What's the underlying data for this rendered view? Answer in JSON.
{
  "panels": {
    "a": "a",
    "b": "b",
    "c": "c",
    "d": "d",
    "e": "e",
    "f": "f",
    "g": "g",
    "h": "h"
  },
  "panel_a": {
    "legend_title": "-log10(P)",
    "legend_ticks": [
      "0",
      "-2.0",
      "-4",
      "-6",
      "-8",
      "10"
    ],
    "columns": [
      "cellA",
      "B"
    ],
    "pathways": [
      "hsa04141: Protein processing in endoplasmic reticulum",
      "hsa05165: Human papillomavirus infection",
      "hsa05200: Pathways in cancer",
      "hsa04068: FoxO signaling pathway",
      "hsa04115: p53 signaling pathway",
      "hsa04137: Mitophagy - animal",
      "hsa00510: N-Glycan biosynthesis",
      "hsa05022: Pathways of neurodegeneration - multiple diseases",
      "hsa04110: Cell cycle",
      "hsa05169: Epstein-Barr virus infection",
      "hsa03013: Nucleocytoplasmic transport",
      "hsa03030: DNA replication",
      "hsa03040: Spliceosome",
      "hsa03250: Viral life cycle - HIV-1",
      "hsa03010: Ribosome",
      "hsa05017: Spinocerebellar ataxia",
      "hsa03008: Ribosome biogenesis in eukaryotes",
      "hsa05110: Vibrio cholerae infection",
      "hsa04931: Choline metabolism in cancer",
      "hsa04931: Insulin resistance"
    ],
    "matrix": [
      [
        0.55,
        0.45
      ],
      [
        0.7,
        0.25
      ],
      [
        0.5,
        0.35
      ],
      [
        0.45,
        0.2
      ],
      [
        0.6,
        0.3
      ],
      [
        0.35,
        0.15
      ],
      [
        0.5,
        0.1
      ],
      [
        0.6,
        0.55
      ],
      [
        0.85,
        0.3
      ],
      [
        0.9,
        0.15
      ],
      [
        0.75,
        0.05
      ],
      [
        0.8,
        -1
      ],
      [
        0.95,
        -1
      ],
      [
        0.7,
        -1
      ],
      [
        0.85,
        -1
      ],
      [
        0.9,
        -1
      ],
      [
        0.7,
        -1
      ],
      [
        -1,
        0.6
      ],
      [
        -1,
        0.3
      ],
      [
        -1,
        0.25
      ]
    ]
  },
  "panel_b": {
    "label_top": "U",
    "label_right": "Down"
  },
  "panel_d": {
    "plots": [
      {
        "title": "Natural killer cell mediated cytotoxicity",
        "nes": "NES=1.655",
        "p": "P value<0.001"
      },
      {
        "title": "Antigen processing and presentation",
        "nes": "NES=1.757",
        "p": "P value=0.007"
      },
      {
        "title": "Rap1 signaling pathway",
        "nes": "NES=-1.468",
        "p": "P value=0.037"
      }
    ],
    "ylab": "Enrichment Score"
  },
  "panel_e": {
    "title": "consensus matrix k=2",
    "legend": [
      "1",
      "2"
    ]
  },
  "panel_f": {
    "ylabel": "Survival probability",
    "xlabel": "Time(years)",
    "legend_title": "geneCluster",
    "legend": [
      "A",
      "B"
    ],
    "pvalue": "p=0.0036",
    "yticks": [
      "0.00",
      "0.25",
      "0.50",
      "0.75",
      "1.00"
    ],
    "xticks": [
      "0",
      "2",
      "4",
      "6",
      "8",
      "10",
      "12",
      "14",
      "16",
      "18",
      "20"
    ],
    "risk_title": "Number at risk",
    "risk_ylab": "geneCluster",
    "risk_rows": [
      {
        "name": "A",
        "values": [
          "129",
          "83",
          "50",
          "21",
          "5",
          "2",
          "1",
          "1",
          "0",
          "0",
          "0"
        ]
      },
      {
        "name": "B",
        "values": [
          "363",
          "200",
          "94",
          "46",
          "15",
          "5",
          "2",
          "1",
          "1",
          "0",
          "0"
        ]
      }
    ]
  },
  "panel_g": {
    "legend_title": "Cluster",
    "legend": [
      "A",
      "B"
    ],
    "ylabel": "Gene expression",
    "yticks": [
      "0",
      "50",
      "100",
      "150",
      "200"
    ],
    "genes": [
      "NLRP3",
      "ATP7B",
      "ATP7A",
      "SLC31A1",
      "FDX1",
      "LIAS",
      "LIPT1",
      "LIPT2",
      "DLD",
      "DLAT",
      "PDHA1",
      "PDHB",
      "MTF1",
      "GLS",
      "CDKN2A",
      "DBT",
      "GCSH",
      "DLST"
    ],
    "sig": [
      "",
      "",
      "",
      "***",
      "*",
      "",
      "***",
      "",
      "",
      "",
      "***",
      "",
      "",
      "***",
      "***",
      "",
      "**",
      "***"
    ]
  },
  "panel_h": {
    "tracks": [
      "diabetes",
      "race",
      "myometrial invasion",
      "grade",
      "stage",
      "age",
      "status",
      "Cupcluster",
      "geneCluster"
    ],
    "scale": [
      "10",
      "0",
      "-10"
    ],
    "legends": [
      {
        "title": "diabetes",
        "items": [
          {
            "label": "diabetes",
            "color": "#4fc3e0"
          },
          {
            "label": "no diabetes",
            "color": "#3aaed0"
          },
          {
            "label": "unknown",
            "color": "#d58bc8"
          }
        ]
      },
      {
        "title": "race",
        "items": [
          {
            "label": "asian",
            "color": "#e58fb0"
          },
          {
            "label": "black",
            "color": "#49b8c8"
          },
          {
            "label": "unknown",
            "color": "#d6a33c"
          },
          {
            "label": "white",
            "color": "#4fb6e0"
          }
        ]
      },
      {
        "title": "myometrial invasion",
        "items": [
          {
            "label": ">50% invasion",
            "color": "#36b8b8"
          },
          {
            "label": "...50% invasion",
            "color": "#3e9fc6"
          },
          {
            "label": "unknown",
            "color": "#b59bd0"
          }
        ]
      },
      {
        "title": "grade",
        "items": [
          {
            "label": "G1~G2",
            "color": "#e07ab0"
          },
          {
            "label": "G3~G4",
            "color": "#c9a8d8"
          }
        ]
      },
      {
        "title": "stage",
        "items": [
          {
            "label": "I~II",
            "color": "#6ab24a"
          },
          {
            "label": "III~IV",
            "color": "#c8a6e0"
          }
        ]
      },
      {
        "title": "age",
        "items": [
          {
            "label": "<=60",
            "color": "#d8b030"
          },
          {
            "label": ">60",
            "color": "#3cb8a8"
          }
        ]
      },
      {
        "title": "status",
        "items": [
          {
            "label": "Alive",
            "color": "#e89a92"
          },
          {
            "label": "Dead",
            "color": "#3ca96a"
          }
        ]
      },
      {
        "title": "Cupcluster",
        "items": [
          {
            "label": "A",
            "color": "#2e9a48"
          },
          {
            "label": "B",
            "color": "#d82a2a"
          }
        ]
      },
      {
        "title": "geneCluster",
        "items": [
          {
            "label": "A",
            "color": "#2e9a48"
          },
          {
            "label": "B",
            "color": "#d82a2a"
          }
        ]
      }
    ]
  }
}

+ + + + +

WHAT THIS TASK INVOLVES:
Return every line holding the word "cycle" from the records.

FINAL ANSWER:
      "hsa04110: Cell cycle",
      "hsa03250: Viral life cycle - HIV-1",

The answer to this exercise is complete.